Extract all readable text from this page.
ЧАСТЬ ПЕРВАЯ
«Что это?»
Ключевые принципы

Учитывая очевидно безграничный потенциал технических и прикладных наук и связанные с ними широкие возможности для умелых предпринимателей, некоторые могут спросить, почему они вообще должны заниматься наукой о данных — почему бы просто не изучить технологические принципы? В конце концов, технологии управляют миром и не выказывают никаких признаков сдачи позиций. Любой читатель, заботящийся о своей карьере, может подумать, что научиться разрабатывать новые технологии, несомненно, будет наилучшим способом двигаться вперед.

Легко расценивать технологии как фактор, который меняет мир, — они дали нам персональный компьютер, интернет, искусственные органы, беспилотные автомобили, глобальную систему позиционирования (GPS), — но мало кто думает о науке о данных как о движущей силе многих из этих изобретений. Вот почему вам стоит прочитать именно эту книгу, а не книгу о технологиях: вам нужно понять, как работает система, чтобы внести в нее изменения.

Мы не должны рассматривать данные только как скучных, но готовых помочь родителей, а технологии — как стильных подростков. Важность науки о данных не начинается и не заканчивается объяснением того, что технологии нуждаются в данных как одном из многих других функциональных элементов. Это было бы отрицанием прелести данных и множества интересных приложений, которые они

^^^^

*YOUR INSTRUCTIONS:*
Would you restate each of the entries word for word?

*TASK OUTPUT:*
Extract all readable text from this page.
ЧАСТЬ ПЕРВАЯ
«Что это?»
Ключевые принципы

Учитывая очевидно безграничный потенциал технических и прикладных наук и связанные с ними широкие возможности для умелых предпринимателей, некоторые могут спросить, почему они вообще должны заниматься наукой о данных — почему бы просто не изучить технологические принципы? В конце концов, технологии управляют миром и не выказывают никаких признаков сдачи позиций. Любой читатель, заботящийся о своей карьере, может подумать, что научиться разрабатывать новые технологии, несомненно, будет наилучшим способом двигаться вперед.

Легко расценивать технологии как фактор, который меняет мир, — они дали нам персональный компьютер, интернет, искусственные органы, беспилотные автомобили, глобальную систему позиционирования (GPS), — но мало кто думает о науке о данных как о движущей силе многих из этих изобретений. Вот почему вам стоит прочитать именно эту книгу, а не книгу о технологиях: вам нужно понять, как работает система, чтобы внести в нее изменения.

Мы не должны рассматривать данные только как скучных, но готовых помочь родителей, а технологии — как стильных подростков. Важность науки о данных не начинается и не заканчивается объяснением того, что технологии нуждаются в данных как одном из многих других функциональных элементов. Это было бы отрицанием прелести данных и множества интересных приложений, которые они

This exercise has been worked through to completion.